— Quoted passage —
────

Going Home

This past weekend, after the Next Gen Leadership Team meeting, I had the opportunity to visit my friends and family in my hometown, Crown Point, Indiana.  Crown Point is an “exurb” of Chicago and depending on the day, we claim to be Chicagoans or Hoosiers.  Lately, with the Blago scandal, folks are definitely leaning toward the Hoosier side, but as soon as baseball season comes around we will return to cheering for the Cubs or the Sox. 

 

It’s a small town – Crown Point – with a very particular culture.  Everyone knows everyone’s business; at parties grown men and women sit at opposite sides of the room; and racism, while often frowned upon, is more than prevalent.  Ever since I moved to Washington DC in 2003, I have looked forward to these hometown visits with equal parts of excitement and trepidation. 

 

Visiting my hometown, I always feel the pull of these two very different worlds that I have lived in.  I feel more than comfortable at my somewhat progressive hometown parish – the non-gender inclusive language they use doesn’t make me cringe the way it does when I attend Mass in DC.  However, during the social hour (or two) after Mass, as some of the older folks in the parish tease me about being so liberal, I am reminded that while this is where I grew up, I no longer quite fit.

────

— Dataset excerpt —
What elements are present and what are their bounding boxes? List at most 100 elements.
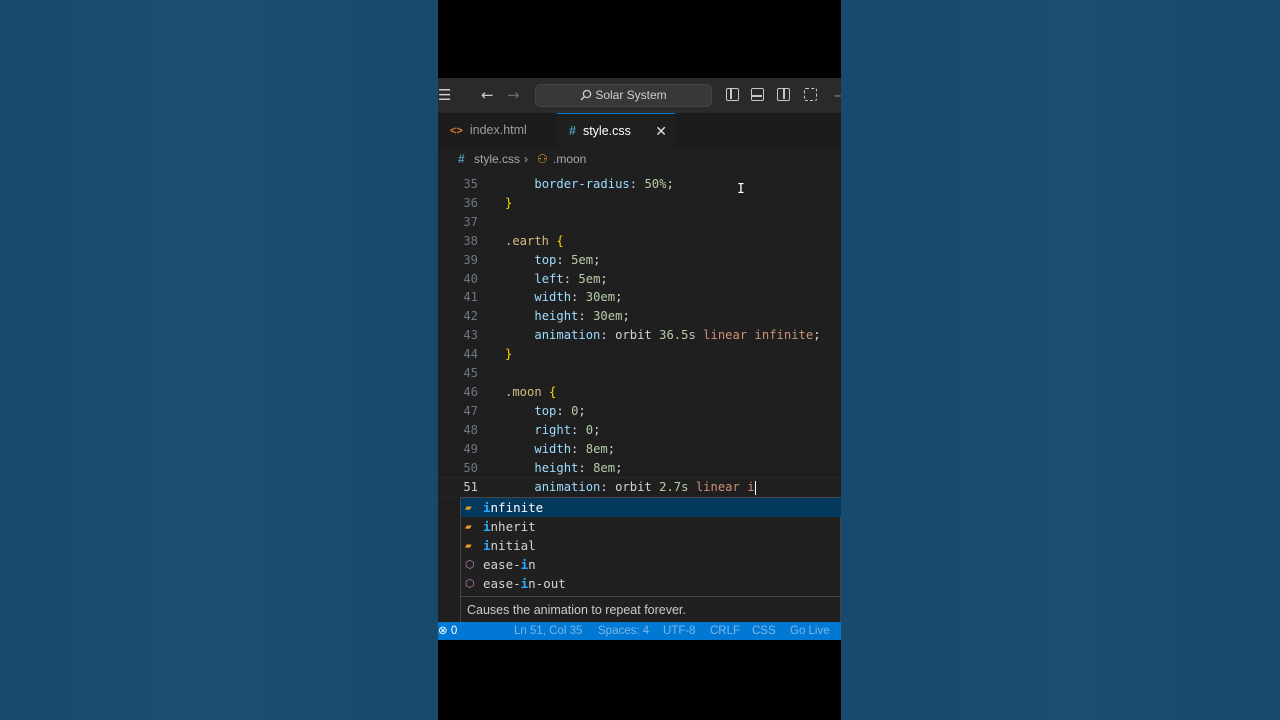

────

— Prompt —
Set down the stretch of the hometown essay from "This past weekend, after" through "or the Sox.", copying it word for word.

— Full response —
This past weekend, after the Next Gen Leadership Team meeting, I had the opportunity to visit my friends and family in my hometown, Crown Point, Indiana.  Crown Point is an “exurb” of Chicago and depending on the day, we claim to be Chicagoans or Hoosiers.  Lately, with the Blago scandal, folks are definitely leaning toward the Hoosier side, but as soon as baseball season comes around we will return to cheering for the Cubs or the Sox.